● SUPPLIED MATERIAL
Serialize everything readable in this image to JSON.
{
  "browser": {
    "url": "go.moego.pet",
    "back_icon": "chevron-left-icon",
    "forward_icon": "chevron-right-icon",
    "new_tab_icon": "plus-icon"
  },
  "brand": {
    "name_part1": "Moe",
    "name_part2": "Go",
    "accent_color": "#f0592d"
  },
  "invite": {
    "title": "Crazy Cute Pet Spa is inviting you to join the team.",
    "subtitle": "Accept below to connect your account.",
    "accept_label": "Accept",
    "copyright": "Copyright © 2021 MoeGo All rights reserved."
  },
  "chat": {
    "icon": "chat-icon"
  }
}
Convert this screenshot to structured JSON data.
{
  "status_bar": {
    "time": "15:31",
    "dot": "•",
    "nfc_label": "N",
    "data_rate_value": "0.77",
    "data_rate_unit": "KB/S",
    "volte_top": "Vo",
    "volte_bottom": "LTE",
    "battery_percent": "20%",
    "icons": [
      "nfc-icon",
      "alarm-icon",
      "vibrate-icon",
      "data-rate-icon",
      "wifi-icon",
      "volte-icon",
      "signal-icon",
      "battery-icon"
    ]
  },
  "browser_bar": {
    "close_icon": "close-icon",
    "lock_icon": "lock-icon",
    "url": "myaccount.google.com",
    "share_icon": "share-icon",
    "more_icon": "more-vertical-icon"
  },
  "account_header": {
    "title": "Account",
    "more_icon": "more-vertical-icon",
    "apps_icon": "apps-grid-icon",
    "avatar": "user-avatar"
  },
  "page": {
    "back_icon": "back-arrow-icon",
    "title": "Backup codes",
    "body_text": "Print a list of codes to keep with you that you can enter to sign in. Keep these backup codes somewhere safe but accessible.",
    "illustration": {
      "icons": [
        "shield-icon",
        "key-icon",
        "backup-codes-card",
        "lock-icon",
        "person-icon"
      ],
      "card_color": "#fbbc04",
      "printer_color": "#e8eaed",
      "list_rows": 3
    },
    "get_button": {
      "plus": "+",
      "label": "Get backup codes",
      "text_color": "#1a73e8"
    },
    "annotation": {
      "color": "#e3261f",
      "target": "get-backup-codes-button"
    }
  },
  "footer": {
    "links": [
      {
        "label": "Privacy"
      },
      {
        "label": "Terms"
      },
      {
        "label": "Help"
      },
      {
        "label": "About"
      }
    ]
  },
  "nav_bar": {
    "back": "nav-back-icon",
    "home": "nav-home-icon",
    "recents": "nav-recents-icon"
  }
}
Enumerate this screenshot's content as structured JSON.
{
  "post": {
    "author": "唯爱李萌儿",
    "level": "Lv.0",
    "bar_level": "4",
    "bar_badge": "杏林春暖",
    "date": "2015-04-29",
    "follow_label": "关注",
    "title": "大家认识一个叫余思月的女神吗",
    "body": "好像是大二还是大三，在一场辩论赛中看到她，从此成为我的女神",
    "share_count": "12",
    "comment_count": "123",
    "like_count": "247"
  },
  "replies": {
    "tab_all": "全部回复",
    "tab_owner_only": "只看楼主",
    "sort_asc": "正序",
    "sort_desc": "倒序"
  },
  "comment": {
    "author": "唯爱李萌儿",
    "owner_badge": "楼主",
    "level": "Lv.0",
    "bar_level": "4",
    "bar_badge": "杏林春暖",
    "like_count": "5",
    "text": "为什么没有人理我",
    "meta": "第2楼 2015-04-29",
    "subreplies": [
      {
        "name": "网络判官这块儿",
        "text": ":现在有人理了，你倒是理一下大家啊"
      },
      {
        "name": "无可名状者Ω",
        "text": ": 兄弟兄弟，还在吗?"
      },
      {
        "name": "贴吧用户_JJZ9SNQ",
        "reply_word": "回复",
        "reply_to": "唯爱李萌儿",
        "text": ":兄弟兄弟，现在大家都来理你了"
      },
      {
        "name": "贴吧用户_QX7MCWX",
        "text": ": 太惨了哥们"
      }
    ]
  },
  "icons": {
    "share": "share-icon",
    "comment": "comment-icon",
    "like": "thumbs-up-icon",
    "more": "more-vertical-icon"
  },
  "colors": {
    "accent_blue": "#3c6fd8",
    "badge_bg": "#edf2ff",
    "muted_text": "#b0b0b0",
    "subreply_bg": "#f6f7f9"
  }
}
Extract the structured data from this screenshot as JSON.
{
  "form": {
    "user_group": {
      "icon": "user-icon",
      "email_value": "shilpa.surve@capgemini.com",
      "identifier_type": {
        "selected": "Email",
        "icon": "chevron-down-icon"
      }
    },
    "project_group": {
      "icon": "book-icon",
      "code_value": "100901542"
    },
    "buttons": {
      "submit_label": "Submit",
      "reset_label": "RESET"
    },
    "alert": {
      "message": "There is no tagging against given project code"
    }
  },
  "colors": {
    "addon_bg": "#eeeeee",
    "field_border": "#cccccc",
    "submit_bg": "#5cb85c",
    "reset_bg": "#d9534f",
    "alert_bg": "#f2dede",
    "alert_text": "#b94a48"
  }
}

● THE PROBLEM
Restate each record exactly as written.

● CORRECT OUTPUT
Serialize everything readable in this image to JSON.
{
  "browser": {
    "url": "go.moego.pet",
    "back_icon": "chevron-left-icon",
    "forward_icon": "chevron-right-icon",
    "new_tab_icon": "plus-icon"
  },
  "brand": {
    "name_part1": "Moe",
    "name_part2": "Go",
    "accent_color": "#f0592d"
  },
  "invite": {
    "title": "Crazy Cute Pet Spa is inviting you to join the team.",
    "subtitle": "Accept below to connect your account.",
    "accept_label": "Accept",
    "copyright": "Copyright © 2021 MoeGo All rights reserved."
  },
  "chat": {
    "icon": "chat-icon"
  }
}
Convert this screenshot to structured JSON data.
{
  "status_bar": {
    "time": "15:31",
    "dot": "•",
    "nfc_label": "N",
    "data_rate_value": "0.77",
    "data_rate_unit": "KB/S",
    "volte_top": "Vo",
    "volte_bottom": "LTE",
    "battery_percent": "20%",
    "icons": [
      "nfc-icon",
      "alarm-icon",
      "vibrate-icon",
      "data-rate-icon",
      "wifi-icon",
      "volte-icon",
      "signal-icon",
      "battery-icon"
    ]
  },
  "browser_bar": {
    "close_icon": "close-icon",
    "lock_icon": "lock-icon",
    "url": "myaccount.google.com",
    "share_icon": "share-icon",
    "more_icon": "more-vertical-icon"
  },
  "account_header": {
    "title": "Account",
    "more_icon": "more-vertical-icon",
    "apps_icon": "apps-grid-icon",
    "avatar": "user-avatar"
  },
  "page": {
    "back_icon": "back-arrow-icon",
    "title": "Backup codes",
    "body_text": "Print a list of codes to keep with you that you can enter to sign in. Keep these backup codes somewhere safe but accessible.",
    "illustration": {
      "icons": [
        "shield-icon",
        "key-icon",
        "backup-codes-card",
        "lock-icon",
        "person-icon"
      ],
      "card_color": "#fbbc04",
      "printer_color": "#e8eaed",
      "list_rows": 3
    },
    "get_button": {
      "plus": "+",
      "label": "Get backup codes",
      "text_color": "#1a73e8"
    },
    "annotation": {
      "color": "#e3261f",
      "target": "get-backup-codes-button"
    }
  },
  "footer": {
    "links": [
      {
        "label": "Privacy"
      },
      {
        "label": "Terms"
      },
      {
        "label": "Help"
      },
      {
        "label": "About"
      }
    ]
  },
  "nav_bar": {
    "back": "nav-back-icon",
    "home": "nav-home-icon",
    "recents": "nav-recents-icon"
  }
}
Enumerate this screenshot's content as structured JSON.
{
  "post": {
    "author": "唯爱李萌儿",
    "level": "Lv.0",
    "bar_level": "4",
    "bar_badge": "杏林春暖",
    "date": "2015-04-29",
    "follow_label": "关注",
    "title": "大家认识一个叫余思月的女神吗",
    "body": "好像是大二还是大三，在一场辩论赛中看到她，从此成为我的女神",
    "share_count": "12",
    "comment_count": "123",
    "like_count": "247"
  },
  "replies": {
    "tab_all": "全部回复",
    "tab_owner_only": "只看楼主",
    "sort_asc": "正序",
    "sort_desc": "倒序"
  },
  "comment": {
    "author": "唯爱李萌儿",
    "owner_badge": "楼主",
    "level": "Lv.0",
    "bar_level": "4",
    "bar_badge": "杏林春暖",
    "like_count": "5",
    "text": "为什么没有人理我",
    "meta": "第2楼 2015-04-29",
    "subreplies": [
      {
        "name": "网络判官这块儿",
        "text": ":现在有人理了，你倒是理一下大家啊"
      },
      {
        "name": "无可名状者Ω",
        "text": ": 兄弟兄弟，还在吗?"
      },
      {
        "name": "贴吧用户_JJZ9SNQ",
        "reply_word": "回复",
        "reply_to": "唯爱李萌儿",
        "text": ":兄弟兄弟，现在大家都来理你了"
      },
      {
        "name": "贴吧用户_QX7MCWX",
        "text": ": 太惨了哥们"
      }
    ]
  },
  "icons": {
    "share": "share-icon",
    "comment": "comment-icon",
    "like": "thumbs-up-icon",
    "more": "more-vertical-icon"
  },
  "colors": {
    "accent_blue": "#3c6fd8",
    "badge_bg": "#edf2ff",
    "muted_text": "#b0b0b0",
    "subreply_bg": "#f6f7f9"
  }
}
Extract the structured data from this screenshot as JSON.
{
  "form": {
    "user_group": {
      "icon": "user-icon",
      "email_value": "shilpa.surve@capgemini.com",
      "identifier_type": {
        "selected": "Email",
        "icon": "chevron-down-icon"
      }
    },
    "project_group": {
      "icon": "book-icon",
      "code_value": "100901542"
    },
    "buttons": {
      "submit_label": "Submit",
      "reset_label": "RESET"
    },
    "alert": {
      "message": "There is no tagging against given project code"
    }
  },
  "colors": {
    "addon_bg": "#eeeeee",
    "field_border": "#cccccc",
    "submit_bg": "#5cb85c",
    "reset_bg": "#d9534f",
    "alert_bg": "#f2dede",
    "alert_text": "#b94a48"
  }
}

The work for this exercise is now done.